_WHAT YOU SHOULD DO_
Please restate the following records word for word.

_DATA_
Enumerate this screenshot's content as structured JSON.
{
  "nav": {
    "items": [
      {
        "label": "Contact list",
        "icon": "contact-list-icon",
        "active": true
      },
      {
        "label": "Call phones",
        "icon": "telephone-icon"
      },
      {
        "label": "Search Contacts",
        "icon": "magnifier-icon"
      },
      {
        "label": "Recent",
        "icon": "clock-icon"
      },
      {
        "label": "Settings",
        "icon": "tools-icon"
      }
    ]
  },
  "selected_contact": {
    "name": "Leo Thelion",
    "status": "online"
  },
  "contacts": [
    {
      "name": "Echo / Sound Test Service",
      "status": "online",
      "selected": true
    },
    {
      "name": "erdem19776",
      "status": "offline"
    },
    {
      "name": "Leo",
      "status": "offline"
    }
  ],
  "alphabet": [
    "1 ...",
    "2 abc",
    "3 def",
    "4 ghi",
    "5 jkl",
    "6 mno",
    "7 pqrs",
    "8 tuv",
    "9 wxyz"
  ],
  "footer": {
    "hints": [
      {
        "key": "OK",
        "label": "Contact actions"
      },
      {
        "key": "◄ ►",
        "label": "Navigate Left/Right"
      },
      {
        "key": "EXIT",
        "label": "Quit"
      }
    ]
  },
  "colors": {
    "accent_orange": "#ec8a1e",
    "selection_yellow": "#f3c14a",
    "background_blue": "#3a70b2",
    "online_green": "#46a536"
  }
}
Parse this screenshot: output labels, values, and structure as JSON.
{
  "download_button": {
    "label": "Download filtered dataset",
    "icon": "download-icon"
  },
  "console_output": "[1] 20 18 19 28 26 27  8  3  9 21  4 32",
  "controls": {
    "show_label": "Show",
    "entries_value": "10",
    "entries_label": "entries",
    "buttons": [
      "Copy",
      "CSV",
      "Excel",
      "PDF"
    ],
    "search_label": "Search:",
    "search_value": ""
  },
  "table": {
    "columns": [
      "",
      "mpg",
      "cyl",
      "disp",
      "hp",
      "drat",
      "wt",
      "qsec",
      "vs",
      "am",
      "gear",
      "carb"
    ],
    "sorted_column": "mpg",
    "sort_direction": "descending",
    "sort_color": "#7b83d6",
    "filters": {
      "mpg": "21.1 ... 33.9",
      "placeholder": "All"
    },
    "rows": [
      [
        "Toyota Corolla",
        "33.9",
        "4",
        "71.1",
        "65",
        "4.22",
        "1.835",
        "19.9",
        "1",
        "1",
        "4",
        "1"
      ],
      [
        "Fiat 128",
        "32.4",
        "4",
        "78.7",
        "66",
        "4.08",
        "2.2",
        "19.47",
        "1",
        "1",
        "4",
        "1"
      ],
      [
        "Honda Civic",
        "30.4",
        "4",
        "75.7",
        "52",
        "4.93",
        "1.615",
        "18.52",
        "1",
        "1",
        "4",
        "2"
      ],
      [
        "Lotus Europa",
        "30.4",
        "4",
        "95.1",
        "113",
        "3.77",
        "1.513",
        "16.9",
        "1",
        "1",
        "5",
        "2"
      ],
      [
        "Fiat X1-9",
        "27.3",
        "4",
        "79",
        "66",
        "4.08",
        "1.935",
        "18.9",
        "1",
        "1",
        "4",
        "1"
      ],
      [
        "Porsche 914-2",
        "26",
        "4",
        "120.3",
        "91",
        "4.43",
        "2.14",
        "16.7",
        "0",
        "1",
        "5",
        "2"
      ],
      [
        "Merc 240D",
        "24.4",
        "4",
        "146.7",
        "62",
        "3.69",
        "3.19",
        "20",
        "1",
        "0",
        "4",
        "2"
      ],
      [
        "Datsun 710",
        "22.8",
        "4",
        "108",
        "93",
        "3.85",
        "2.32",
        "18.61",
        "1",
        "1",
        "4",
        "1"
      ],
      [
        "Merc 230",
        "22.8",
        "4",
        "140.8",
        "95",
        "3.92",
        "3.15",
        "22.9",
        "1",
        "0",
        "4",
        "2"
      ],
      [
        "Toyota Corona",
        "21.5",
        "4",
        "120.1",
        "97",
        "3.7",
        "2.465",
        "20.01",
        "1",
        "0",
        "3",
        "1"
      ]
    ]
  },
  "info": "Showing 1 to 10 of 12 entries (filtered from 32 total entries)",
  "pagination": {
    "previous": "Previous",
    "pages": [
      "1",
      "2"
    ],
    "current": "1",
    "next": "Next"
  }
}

_SOLUTION TO THIS EXERCISE_
Enumerate this screenshot's content as structured JSON.
{
  "nav": {
    "items": [
      {
        "label": "Contact list",
        "icon": "contact-list-icon",
        "active": true
      },
      {
        "label": "Call phones",
        "icon": "telephone-icon"
      },
      {
        "label": "Search Contacts",
        "icon": "magnifier-icon"
      },
      {
        "label": "Recent",
        "icon": "clock-icon"
      },
      {
        "label": "Settings",
        "icon": "tools-icon"
      }
    ]
  },
  "selected_contact": {
    "name": "Leo Thelion",
    "status": "online"
  },
  "contacts": [
    {
      "name": "Echo / Sound Test Service",
      "status": "online",
      "selected": true
    },
    {
      "name": "erdem19776",
      "status": "offline"
    },
    {
      "name": "Leo",
      "status": "offline"
    }
  ],
  "alphabet": [
    "1 ...",
    "2 abc",
    "3 def",
    "4 ghi",
    "5 jkl",
    "6 mno",
    "7 pqrs",
    "8 tuv",
    "9 wxyz"
  ],
  "footer": {
    "hints": [
      {
        "key": "OK",
        "label": "Contact actions"
      },
      {
        "key": "◄ ►",
        "label": "Navigate Left/Right"
      },
      {
        "key": "EXIT",
        "label": "Quit"
      }
    ]
  },
  "colors": {
    "accent_orange": "#ec8a1e",
    "selection_yellow": "#f3c14a",
    "background_blue": "#3a70b2",
    "online_green": "#46a536"
  }
}
Parse this screenshot: output labels, values, and structure as JSON.
{
  "download_button": {
    "label": "Download filtered dataset",
    "icon": "download-icon"
  },
  "console_output": "[1] 20 18 19 28 26 27  8  3  9 21  4 32",
  "controls": {
    "show_label": "Show",
    "entries_value": "10",
    "entries_label": "entries",
    "buttons": [
      "Copy",
      "CSV",
      "Excel",
      "PDF"
    ],
    "search_label": "Search:",
    "search_value": ""
  },
  "table": {
    "columns": [
      "",
      "mpg",
      "cyl",
      "disp",
      "hp",
      "drat",
      "wt",
      "qsec",
      "vs",
      "am",
      "gear",
      "carb"
    ],
    "sorted_column": "mpg",
    "sort_direction": "descending",
    "sort_color": "#7b83d6",
    "filters": {
      "mpg": "21.1 ... 33.9",
      "placeholder": "All"
    },
    "rows": [
      [
        "Toyota Corolla",
        "33.9",
        "4",
        "71.1",
        "65",
        "4.22",
        "1.835",
        "19.9",
        "1",
        "1",
        "4",
        "1"
      ],
      [
        "Fiat 128",
        "32.4",
        "4",
        "78.7",
        "66",
        "4.08",
        "2.2",
        "19.47",
        "1",
        "1",
        "4",
        "1"
      ],
      [
        "Honda Civic",
        "30.4",
        "4",
        "75.7",
        "52",
        "4.93",
        "1.615",
        "18.52",
        "1",
        "1",
        "4",
        "2"
      ],
      [
        "Lotus Europa",
        "30.4",
        "4",
        "95.1",
        "113",
        "3.77",
        "1.513",
        "16.9",
        "1",
        "1",
        "5",
        "2"
      ],
      [
        "Fiat X1-9",
        "27.3",
        "4",
        "79",
        "66",
        "4.08",
        "1.935",
        "18.9",
        "1",
        "1",
        "4",
        "1"
      ],
      [
        "Porsche 914-2",
        "26",
        "4",
        "120.3",
        "91",
        "4.43",
        "2.14",
        "16.7",
        "0",
        "1",
        "5",
        "2"
      ],
      [
        "Merc 240D",
        "24.4",
        "4",
        "146.7",
        "62",
        "3.69",
        "3.19",
        "20",
        "1",
        "0",
        "4",
        "2"
      ],
      [
        "Datsun 710",
        "22.8",
        "4",
        "108",
        "93",
        "3.85",
        "2.32",
        "18.61",
        "1",
        "1",
        "4",
        "1"
      ],
      [
        "Merc 230",
        "22.8",
        "4",
        "140.8",
        "95",
        "3.92",
        "3.15",
        "22.9",
        "1",
        "0",
        "4",
        "2"
      ],
      [
        "Toyota Corona",
        "21.5",
        "4",
        "120.1",
        "97",
        "3.7",
        "2.465",
        "20.01",
        "1",
        "0",
        "3",
        "1"
      ]
    ]
  },
  "info": "Showing 1 to 10 of 12 entries (filtered from 32 total entries)",
  "pagination": {
    "previous": "Previous",
    "pages": [
      "1",
      "2"
    ],
    "current": "1",
    "next": "Next"
  }
}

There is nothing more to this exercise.